- **Your goal**
Find each line with the word "impact" and copy it.

Begin Data records

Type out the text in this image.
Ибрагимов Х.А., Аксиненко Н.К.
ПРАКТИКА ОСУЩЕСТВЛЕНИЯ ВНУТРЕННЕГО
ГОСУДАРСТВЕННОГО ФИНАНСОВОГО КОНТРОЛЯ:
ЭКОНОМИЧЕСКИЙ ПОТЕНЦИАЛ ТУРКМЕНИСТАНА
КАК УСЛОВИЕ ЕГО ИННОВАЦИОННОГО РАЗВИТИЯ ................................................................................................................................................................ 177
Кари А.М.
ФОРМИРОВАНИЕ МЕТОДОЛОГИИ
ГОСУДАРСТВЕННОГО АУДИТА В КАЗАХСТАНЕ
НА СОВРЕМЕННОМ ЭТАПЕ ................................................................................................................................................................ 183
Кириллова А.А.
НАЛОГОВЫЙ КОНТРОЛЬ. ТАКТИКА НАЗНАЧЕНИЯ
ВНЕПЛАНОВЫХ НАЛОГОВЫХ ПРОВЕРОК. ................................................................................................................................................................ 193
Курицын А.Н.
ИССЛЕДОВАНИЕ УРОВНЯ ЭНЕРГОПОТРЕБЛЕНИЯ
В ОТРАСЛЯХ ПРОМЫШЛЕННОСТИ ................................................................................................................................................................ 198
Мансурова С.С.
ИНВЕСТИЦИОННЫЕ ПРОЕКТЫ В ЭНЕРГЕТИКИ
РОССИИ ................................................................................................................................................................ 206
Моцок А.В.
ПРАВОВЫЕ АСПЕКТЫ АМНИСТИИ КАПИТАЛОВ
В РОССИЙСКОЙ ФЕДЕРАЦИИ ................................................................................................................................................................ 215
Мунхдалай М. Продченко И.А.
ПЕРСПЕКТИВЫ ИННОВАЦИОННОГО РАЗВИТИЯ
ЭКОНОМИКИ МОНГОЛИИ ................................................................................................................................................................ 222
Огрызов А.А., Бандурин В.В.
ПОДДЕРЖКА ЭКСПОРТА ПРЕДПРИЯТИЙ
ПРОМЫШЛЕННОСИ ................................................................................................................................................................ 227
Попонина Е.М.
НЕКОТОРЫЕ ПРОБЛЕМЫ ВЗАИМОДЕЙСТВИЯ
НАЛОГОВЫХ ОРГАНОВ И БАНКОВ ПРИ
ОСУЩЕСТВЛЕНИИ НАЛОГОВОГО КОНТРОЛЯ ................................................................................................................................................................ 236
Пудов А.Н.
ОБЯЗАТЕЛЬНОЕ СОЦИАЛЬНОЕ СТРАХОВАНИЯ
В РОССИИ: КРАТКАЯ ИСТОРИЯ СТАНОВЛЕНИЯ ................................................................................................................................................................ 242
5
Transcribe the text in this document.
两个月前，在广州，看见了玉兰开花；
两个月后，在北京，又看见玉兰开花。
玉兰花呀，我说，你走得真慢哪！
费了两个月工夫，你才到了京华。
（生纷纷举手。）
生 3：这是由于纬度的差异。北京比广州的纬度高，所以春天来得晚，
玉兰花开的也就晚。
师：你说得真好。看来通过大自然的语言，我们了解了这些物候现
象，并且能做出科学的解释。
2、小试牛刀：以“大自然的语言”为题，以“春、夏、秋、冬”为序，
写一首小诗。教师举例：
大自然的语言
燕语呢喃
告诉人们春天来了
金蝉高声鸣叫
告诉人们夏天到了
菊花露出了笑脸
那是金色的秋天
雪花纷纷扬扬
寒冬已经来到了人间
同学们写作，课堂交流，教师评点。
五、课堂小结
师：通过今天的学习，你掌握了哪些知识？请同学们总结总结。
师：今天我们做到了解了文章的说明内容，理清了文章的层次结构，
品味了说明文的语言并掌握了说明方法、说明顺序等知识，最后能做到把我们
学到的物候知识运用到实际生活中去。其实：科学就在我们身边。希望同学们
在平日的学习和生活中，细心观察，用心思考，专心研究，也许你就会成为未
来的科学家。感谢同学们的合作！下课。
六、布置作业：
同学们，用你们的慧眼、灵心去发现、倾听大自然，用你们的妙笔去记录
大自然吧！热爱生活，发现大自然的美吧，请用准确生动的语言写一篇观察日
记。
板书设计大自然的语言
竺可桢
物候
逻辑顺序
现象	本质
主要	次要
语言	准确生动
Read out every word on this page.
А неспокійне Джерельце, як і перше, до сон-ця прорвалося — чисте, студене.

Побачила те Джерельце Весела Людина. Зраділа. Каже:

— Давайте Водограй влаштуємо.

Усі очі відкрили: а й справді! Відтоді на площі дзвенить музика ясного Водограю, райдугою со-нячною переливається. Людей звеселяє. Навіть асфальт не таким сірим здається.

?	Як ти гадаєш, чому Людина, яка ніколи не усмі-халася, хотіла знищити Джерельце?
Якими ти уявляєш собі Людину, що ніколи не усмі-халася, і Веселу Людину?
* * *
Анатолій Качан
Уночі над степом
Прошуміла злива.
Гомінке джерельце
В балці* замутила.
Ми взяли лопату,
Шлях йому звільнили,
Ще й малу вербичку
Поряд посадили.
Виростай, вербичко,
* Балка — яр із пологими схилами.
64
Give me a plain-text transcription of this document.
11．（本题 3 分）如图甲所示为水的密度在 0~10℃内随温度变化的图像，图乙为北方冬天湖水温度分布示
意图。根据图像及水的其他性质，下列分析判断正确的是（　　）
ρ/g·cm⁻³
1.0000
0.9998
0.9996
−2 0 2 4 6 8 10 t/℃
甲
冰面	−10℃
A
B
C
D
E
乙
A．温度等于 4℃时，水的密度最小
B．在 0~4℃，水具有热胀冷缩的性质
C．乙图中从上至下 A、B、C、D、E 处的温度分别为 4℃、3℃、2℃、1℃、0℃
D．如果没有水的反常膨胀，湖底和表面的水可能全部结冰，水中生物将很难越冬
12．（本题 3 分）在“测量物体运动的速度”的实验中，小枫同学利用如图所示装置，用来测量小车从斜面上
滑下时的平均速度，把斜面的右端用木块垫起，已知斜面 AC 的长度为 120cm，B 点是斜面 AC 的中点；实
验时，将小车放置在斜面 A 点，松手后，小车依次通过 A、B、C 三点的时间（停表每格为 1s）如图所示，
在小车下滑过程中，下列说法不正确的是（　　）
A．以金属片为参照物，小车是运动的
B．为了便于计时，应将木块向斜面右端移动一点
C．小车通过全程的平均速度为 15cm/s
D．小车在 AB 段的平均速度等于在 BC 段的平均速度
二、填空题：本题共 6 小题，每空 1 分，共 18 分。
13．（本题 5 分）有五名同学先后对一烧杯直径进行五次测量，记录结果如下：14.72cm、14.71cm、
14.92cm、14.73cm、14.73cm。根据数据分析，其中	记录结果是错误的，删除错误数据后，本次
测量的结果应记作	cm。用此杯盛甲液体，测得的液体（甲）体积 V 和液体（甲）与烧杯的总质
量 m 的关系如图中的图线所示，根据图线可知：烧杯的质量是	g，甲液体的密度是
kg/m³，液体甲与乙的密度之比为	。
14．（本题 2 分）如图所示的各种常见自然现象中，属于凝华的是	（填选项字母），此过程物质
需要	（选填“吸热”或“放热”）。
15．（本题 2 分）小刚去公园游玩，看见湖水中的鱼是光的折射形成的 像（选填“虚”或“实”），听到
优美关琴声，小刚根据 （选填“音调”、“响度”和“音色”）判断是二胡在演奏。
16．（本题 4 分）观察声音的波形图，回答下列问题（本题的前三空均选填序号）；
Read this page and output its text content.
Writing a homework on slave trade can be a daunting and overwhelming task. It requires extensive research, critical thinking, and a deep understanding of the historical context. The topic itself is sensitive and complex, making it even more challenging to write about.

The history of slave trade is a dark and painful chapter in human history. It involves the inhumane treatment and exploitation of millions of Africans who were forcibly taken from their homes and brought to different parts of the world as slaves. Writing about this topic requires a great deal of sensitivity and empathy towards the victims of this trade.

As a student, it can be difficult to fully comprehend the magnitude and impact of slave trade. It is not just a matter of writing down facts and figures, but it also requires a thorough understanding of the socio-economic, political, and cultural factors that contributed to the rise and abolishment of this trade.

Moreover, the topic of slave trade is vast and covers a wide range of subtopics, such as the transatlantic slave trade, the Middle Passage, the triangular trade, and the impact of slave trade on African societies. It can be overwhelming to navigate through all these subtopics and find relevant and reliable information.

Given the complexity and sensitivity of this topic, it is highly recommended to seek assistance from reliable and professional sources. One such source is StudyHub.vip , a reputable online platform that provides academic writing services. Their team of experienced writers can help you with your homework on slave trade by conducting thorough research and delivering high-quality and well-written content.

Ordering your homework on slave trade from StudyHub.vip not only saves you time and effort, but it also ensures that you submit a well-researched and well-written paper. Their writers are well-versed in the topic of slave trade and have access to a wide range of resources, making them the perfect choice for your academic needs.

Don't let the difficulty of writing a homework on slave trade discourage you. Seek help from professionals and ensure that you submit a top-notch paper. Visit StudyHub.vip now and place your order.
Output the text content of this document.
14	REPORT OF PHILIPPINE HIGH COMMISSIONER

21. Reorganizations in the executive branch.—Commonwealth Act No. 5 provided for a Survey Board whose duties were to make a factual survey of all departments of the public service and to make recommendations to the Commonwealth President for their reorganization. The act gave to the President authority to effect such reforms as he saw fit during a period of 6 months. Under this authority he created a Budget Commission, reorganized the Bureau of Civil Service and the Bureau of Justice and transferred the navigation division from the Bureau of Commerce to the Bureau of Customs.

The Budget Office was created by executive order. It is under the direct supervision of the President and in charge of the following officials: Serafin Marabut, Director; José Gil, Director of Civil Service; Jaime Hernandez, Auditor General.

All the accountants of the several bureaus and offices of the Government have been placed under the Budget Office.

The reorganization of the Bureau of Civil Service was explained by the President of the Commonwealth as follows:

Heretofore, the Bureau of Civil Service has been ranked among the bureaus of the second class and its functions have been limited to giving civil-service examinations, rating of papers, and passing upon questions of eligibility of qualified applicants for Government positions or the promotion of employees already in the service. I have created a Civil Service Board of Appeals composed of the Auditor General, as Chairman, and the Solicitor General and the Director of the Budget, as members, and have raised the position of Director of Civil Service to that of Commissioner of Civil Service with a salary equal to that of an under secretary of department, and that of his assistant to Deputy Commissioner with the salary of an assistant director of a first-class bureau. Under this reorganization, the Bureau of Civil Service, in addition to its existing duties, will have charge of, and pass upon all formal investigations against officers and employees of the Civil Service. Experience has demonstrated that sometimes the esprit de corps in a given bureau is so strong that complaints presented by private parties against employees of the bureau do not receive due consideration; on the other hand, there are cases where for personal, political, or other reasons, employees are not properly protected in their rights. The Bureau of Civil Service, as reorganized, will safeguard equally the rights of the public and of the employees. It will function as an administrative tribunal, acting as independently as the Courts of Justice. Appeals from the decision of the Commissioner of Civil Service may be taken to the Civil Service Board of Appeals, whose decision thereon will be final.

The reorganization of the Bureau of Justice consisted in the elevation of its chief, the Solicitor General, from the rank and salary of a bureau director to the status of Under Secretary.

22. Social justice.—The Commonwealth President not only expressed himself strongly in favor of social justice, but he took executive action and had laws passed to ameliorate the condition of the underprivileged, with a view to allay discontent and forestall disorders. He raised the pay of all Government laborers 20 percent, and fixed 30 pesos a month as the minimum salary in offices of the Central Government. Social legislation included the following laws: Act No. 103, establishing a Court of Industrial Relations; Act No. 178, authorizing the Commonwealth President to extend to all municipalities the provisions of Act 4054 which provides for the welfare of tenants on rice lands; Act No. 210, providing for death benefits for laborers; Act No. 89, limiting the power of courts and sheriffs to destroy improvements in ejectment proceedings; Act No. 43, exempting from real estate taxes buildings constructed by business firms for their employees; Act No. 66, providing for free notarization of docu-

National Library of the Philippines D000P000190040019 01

End Data records

- **Task output**
As a student, it can be difficult to fully comprehend the magnitude and impact of slave trade. It is not just a matter of writing down facts and figures, but it also requires a thorough understanding of the socio-economic, political, and cultural factors that contributed to the rise and abolishment of this trade.
Moreover, the topic of slave trade is vast and covers a wide range of subtopics, such as the transatlantic slave trade, the Middle Passage, the triangular trade, and the impact of slave trade on African societies. It can be overwhelming to navigate through all these subtopics and find relevant and reliable information.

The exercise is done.